Material shown:
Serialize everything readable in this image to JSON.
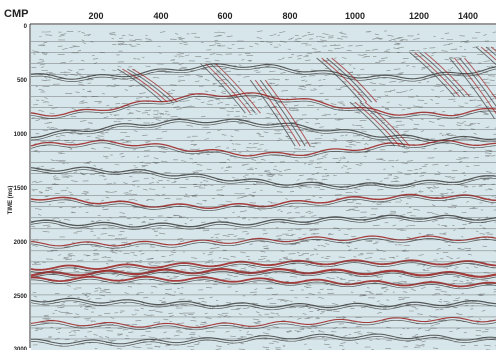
{
  "header": {
    "x_axis_name": "CMP",
    "x_ticks": [
      "200",
      "400",
      "600",
      "800",
      "1000",
      "1200",
      "1400"
    ]
  },
  "y_axis": {
    "label": "TIME (ms)",
    "ticks": [
      "0",
      "500",
      "1000",
      "1500",
      "2000",
      "2500",
      "3000"
    ]
  },
  "section": {
    "cmp_range": [
      40,
      1440
    ],
    "time_range_ms": [
      0,
      2950
    ],
    "background_color": "#d7e6ea",
    "trace_color": "#3d3d3d",
    "peak_color": "#9c1f1f",
    "grid_line_color": "#444444",
    "time_lines_ms": [
      150,
      250,
      350,
      450,
      550,
      650,
      750,
      850,
      950,
      1050,
      1150,
      1250,
      1350,
      1450,
      1550,
      1650,
      1750,
      1850,
      1950,
      2050,
      2150,
      2250,
      2350,
      2450,
      2550,
      2650,
      2750,
      2850
    ]
  }
}
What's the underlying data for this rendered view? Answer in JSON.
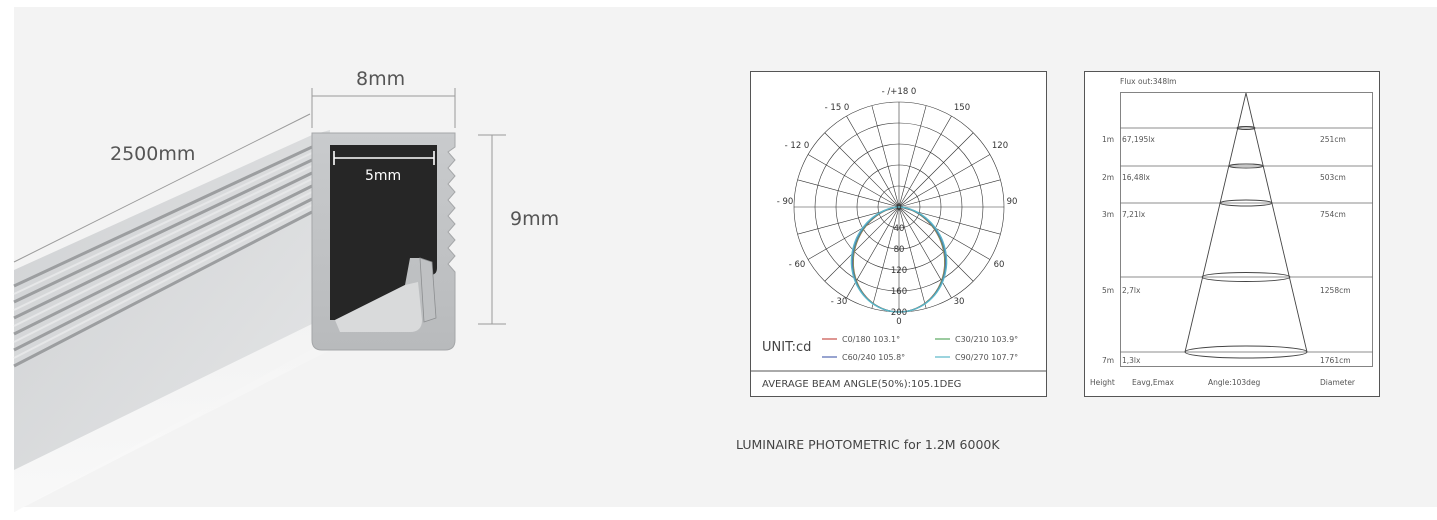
{
  "profile": {
    "length_label": "2500mm",
    "width_label": "8mm",
    "inner_width_label": "5mm",
    "height_label": "9mm"
  },
  "polar": {
    "angle_labels": [
      "- /+18 0",
      "- 15 0",
      "150",
      "- 12 0",
      "120",
      "- 90",
      "90",
      "- 60",
      "60",
      "- 30",
      "30",
      "0"
    ],
    "radial_labels": [
      "0",
      "40",
      "80",
      "120",
      "160",
      "200"
    ],
    "unit": "UNIT:cd",
    "legend": [
      {
        "label": "C0/180  103.1°",
        "color": "#c8504a"
      },
      {
        "label": "C30/210  103.9°",
        "color": "#5aa860"
      },
      {
        "label": "C60/240  105.8°",
        "color": "#5468b0"
      },
      {
        "label": "C90/270  107.7°",
        "color": "#5ab8c8"
      }
    ],
    "average_beam": "AVERAGE BEAM ANGLE(50%):105.1DEG"
  },
  "illuminance": {
    "flux": "Flux out:348lm",
    "rows": [
      {
        "height": "1m",
        "lux": "67,195lx",
        "diameter": "251cm"
      },
      {
        "height": "2m",
        "lux": "16,48lx",
        "diameter": "503cm"
      },
      {
        "height": "3m",
        "lux": "7,21lx",
        "diameter": "754cm"
      },
      {
        "height": "5m",
        "lux": "2,7lx",
        "diameter": "1258cm"
      },
      {
        "height": "7m",
        "lux": "1,3lx",
        "diameter": "1761cm"
      }
    ],
    "footer": {
      "height": "Height",
      "eavg": "Eavg,Emax",
      "angle": "Angle:103deg",
      "diameter": "Diameter"
    }
  },
  "caption": "LUMINAIRE PHOTOMETRIC for 1.2M 6000K"
}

Exercise directions:
Without including any pictures, please restate all the records exactly.

Solution to the problem:
Serialize everything readable in this image to JSON.
{
  "header": {
    "x_axis_name": "CMP",
    "x_ticks": [
      "200",
      "400",
      "600",
      "800",
      "1000",
      "1200",
      "1400"
    ]
  },
  "y_axis": {
    "label": "TIME (ms)",
    "ticks": [
      "0",
      "500",
      "1000",
      "1500",
      "2000",
      "2500",
      "3000"
    ]
  },
  "section": {
    "cmp_range": [
      40,
      1440
    ],
    "time_range_ms": [
      0,
      2950
    ],
    "background_color": "#d7e6ea",
    "trace_color": "#3d3d3d",
    "peak_color": "#9c1f1f",
    "grid_line_color": "#444444",
    "time_lines_ms": [
      150,
      250,
      350,
      450,
      550,
      650,
      750,
      850,
      950,
      1050,
      1150,
      1250,
      1350,
      1450,
      1550,
      1650,
      1750,
      1850,
      1950,
      2050,
      2150,
      2250,
      2350,
      2450,
      2550,
      2650,
      2750,
      2850
    ]
  }
}
What's the underlying data for this rendered view? Answer in JSON.
{
  "profile": {
    "length_label": "2500mm",
    "width_label": "8mm",
    "inner_width_label": "5mm",
    "height_label": "9mm"
  },
  "polar": {
    "angle_labels": [
      "- /+18 0",
      "- 15 0",
      "150",
      "- 12 0",
      "120",
      "- 90",
      "90",
      "- 60",
      "60",
      "- 30",
      "30",
      "0"
    ],
    "radial_labels": [
      "0",
      "40",
      "80",
      "120",
      "160",
      "200"
    ],
    "unit": "UNIT:cd",
    "legend": [
      {
        "label": "C0/180  103.1°",
        "color": "#c8504a"
      },
      {
        "label": "C30/210  103.9°",
        "color": "#5aa860"
      },
      {
        "label": "C60/240  105.8°",
        "color": "#5468b0"
      },
      {
        "label": "C90/270  107.7°",
        "color": "#5ab8c8"
      }
    ],
    "average_beam": "AVERAGE BEAM ANGLE(50%):105.1DEG"
  },
  "illuminance": {
    "flux": "Flux out:348lm",
    "rows": [
      {
        "height": "1m",
        "lux": "67,195lx",
        "diameter": "251cm"
      },
      {
        "height": "2m",
        "lux": "16,48lx",
        "diameter": "503cm"
      },
      {
        "height": "3m",
        "lux": "7,21lx",
        "diameter": "754cm"
      },
      {
        "height": "5m",
        "lux": "2,7lx",
        "diameter": "1258cm"
      },
      {
        "height": "7m",
        "lux": "1,3lx",
        "diameter": "1761cm"
      }
    ],
    "footer": {
      "height": "Height",
      "eavg": "Eavg,Emax",
      "angle": "Angle:103deg",
      "diameter": "Diameter"
    }
  },
  "caption": "LUMINAIRE PHOTOMETRIC for 1.2M 6000K"
}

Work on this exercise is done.